What you will do: Each record must be reproduced exactly as it is shown.

Rows from a figure dataset:
----
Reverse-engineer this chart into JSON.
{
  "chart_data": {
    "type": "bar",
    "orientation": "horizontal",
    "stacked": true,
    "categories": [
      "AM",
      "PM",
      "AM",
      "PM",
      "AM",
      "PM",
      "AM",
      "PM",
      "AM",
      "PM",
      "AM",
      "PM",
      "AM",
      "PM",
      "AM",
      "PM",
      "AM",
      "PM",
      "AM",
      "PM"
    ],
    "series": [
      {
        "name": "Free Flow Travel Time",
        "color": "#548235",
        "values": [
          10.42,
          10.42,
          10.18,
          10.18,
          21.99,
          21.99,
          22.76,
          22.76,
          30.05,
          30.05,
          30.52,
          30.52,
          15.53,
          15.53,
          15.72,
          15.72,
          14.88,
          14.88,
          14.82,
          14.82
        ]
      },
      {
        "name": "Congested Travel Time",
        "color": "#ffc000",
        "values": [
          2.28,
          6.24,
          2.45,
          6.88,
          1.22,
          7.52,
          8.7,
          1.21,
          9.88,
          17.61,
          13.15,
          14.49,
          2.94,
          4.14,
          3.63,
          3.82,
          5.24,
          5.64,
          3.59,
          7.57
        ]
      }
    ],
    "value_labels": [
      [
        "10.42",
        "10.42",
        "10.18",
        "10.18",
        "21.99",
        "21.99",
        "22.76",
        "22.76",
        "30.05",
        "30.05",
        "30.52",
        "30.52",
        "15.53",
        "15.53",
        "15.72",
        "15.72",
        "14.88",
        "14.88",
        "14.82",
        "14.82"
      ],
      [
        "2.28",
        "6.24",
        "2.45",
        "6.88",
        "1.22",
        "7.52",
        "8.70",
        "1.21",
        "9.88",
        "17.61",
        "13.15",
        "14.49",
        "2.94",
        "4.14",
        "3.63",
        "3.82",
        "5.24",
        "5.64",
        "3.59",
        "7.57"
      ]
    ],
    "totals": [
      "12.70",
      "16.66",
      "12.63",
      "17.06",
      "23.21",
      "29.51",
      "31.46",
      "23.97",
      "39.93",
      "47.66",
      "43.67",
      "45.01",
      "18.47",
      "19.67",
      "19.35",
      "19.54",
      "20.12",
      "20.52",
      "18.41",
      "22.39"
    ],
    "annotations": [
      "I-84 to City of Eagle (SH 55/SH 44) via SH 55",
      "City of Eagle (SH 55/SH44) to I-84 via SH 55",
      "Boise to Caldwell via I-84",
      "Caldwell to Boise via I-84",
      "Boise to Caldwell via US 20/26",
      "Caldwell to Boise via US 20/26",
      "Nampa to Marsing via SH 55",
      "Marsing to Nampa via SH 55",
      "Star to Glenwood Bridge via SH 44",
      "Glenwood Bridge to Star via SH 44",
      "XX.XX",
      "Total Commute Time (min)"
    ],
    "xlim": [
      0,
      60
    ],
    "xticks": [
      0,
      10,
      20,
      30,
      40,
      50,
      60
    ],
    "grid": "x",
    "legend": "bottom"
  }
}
----
Written reply:
Reverse-engineer this chart into JSON.
{
  "chart_data": {
    "type": "bar",
    "orientation": "horizontal",
    "stacked": true,
    "categories": [
      "AM",
      "PM",
      "AM",
      "PM",
      "AM",
      "PM",
      "AM",
      "PM",
      "AM",
      "PM",
      "AM",
      "PM",
      "AM",
      "PM",
      "AM",
      "PM",
      "AM",
      "PM",
      "AM",
      "PM"
    ],
    "series": [
      {
        "name": "Free Flow Travel Time",
        "color": "#548235",
        "values": [
          10.42,
          10.42,
          10.18,
          10.18,
          21.99,
          21.99,
          22.76,
          22.76,
          30.05,
          30.05,
          30.52,
          30.52,
          15.53,
          15.53,
          15.72,
          15.72,
          14.88,
          14.88,
          14.82,
          14.82
        ]
      },
      {
        "name": "Congested Travel Time",
        "color": "#ffc000",
        "values": [
          2.28,
          6.24,
          2.45,
          6.88,
          1.22,
          7.52,
          8.7,
          1.21,
          9.88,
          17.61,
          13.15,
          14.49,
          2.94,
          4.14,
          3.63,
          3.82,
          5.24,
          5.64,
          3.59,
          7.57
        ]
      }
    ],
    "value_labels": [
      [
        "10.42",
        "10.42",
        "10.18",
        "10.18",
        "21.99",
        "21.99",
        "22.76",
        "22.76",
        "30.05",
        "30.05",
        "30.52",
        "30.52",
        "15.53",
        "15.53",
        "15.72",
        "15.72",
        "14.88",
        "14.88",
        "14.82",
        "14.82"
      ],
      [
        "2.28",
        "6.24",
        "2.45",
        "6.88",
        "1.22",
        "7.52",
        "8.70",
        "1.21",
        "9.88",
        "17.61",
        "13.15",
        "14.49",
        "2.94",
        "4.14",
        "3.63",
        "3.82",
        "5.24",
        "5.64",
        "3.59",
        "7.57"
      ]
    ],
    "totals": [
      "12.70",
      "16.66",
      "12.63",
      "17.06",
      "23.21",
      "29.51",
      "31.46",
      "23.97",
      "39.93",
      "47.66",
      "43.67",
      "45.01",
      "18.47",
      "19.67",
      "19.35",
      "19.54",
      "20.12",
      "20.52",
      "18.41",
      "22.39"
    ],
    "annotations": [
      "I-84 to City of Eagle (SH 55/SH 44) via SH 55",
      "City of Eagle (SH 55/SH44) to I-84 via SH 55",
      "Boise to Caldwell via I-84",
      "Caldwell to Boise via I-84",
      "Boise to Caldwell via US 20/26",
      "Caldwell to Boise via US 20/26",
      "Nampa to Marsing via SH 55",
      "Marsing to Nampa via SH 55",
      "Star to Glenwood Bridge via SH 44",
      "Glenwood Bridge to Star via SH 44",
      "XX.XX",
      "Total Commute Time (min)"
    ],
    "xlim": [
      0,
      60
    ],
    "xticks": [
      0,
      10,
      20,
      30,
      40,
      50,
      60
    ],
    "grid": "x",
    "legend": "bottom"
  }
}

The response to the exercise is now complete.